> _DO THIS_
Look through the records below, and copy out every line that holds the string "application".
>> Begin
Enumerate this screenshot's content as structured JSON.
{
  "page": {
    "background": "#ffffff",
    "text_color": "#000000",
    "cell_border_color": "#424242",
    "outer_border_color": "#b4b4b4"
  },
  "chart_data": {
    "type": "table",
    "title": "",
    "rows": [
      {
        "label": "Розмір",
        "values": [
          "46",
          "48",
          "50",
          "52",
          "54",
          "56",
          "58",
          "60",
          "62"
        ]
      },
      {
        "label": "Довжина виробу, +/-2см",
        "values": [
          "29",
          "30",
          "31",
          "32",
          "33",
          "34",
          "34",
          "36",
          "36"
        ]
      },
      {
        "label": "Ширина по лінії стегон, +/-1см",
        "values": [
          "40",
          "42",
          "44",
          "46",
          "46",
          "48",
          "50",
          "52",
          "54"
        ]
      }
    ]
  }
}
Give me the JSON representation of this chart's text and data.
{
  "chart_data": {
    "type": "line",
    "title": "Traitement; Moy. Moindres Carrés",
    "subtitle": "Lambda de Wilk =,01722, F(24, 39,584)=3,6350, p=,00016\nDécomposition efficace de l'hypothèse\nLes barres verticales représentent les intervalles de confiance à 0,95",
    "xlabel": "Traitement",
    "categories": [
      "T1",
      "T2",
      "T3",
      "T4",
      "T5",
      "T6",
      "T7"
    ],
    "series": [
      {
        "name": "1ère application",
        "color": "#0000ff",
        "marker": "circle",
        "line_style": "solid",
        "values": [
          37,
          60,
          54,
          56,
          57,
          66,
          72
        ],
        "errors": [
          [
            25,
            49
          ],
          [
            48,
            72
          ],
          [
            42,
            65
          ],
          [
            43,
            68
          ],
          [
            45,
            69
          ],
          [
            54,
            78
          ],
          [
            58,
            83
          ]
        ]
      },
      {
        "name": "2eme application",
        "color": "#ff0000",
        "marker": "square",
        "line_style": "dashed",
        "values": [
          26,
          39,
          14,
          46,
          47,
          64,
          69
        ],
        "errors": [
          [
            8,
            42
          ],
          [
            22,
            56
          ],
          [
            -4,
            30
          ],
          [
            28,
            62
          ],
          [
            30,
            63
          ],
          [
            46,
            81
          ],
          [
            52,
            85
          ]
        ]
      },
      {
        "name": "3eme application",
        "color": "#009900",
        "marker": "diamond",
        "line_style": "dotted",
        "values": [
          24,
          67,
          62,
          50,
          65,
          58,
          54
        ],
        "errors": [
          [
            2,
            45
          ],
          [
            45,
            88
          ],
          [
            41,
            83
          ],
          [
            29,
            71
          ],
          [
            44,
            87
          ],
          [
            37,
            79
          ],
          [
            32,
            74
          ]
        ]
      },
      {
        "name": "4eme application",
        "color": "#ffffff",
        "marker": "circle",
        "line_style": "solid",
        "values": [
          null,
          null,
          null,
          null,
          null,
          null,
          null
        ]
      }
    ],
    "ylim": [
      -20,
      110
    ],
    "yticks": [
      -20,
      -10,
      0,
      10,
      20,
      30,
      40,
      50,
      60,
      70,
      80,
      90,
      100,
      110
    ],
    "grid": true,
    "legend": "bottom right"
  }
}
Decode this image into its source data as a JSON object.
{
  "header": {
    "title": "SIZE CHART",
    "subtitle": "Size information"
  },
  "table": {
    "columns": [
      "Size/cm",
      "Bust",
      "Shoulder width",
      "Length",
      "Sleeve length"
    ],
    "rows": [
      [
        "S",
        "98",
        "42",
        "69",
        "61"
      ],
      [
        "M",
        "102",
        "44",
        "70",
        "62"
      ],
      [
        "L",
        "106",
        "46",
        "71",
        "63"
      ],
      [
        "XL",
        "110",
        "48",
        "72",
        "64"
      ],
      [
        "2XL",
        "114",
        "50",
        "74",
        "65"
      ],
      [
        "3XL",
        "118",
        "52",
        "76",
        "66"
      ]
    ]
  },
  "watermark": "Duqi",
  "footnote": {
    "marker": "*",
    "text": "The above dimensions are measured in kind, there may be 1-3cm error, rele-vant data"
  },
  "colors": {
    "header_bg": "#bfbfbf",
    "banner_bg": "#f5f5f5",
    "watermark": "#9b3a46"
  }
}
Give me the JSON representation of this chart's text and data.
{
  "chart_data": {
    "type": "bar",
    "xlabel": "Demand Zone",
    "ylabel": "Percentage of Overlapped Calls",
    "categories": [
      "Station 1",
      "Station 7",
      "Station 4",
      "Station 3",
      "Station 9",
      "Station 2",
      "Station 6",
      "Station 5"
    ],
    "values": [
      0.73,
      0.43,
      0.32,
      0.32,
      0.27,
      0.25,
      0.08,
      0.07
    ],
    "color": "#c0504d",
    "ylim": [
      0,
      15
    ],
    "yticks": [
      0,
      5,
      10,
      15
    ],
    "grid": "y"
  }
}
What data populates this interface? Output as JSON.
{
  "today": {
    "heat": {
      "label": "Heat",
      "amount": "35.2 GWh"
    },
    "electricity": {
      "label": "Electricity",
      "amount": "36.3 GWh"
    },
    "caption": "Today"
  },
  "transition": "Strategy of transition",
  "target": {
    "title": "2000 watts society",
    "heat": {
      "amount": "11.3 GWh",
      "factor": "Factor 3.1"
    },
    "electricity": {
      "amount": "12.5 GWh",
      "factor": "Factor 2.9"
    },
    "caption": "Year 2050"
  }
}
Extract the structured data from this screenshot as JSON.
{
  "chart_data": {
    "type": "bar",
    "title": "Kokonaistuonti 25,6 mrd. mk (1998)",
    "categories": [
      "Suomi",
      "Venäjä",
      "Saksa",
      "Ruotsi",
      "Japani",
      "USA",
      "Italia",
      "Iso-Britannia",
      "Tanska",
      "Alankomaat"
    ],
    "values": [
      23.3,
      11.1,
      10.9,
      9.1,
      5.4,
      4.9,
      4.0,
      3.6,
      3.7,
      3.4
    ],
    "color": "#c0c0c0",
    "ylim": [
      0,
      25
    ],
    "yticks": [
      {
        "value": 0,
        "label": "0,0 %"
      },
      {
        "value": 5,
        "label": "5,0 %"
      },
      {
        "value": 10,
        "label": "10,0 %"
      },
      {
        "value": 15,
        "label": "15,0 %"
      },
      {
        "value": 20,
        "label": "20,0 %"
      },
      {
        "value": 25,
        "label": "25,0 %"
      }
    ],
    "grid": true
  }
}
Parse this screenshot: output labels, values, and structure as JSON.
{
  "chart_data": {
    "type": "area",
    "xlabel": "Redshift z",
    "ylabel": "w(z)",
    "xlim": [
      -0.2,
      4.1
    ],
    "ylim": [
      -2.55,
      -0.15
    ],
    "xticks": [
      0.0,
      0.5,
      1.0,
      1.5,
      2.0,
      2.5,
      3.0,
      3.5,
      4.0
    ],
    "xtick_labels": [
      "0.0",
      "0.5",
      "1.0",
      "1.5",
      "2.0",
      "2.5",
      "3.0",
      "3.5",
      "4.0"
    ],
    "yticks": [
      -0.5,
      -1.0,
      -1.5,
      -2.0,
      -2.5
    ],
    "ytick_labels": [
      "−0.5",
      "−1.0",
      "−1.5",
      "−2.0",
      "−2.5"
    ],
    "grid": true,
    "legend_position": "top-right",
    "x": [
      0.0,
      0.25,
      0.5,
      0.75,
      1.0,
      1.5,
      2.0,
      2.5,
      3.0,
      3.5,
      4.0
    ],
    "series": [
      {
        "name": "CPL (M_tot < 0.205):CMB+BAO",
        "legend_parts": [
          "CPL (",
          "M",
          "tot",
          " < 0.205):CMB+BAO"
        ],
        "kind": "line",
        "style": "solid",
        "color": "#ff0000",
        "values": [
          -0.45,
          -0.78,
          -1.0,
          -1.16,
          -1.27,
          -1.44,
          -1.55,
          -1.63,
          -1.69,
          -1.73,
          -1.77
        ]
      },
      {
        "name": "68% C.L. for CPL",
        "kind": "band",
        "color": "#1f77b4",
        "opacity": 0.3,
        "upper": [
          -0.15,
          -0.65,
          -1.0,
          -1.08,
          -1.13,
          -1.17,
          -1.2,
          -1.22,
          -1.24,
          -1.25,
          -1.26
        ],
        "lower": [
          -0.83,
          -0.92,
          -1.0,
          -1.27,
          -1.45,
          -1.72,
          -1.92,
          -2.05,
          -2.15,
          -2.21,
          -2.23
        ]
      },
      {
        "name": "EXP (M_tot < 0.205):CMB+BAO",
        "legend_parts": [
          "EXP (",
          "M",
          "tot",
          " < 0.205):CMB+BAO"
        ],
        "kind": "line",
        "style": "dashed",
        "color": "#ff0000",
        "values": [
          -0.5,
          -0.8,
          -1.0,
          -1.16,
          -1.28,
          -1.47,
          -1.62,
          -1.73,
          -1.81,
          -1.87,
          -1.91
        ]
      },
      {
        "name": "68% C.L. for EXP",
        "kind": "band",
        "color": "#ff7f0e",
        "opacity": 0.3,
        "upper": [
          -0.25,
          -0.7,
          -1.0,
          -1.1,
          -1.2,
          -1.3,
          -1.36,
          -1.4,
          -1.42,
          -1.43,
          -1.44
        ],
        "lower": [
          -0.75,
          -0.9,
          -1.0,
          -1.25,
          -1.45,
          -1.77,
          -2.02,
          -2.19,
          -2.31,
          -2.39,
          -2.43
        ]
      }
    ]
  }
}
>> End
> _TASK SOLUTION_
        "name": "1ère application",
        "name": "2eme application",
        "name": "3eme application",
        "name": "4eme application",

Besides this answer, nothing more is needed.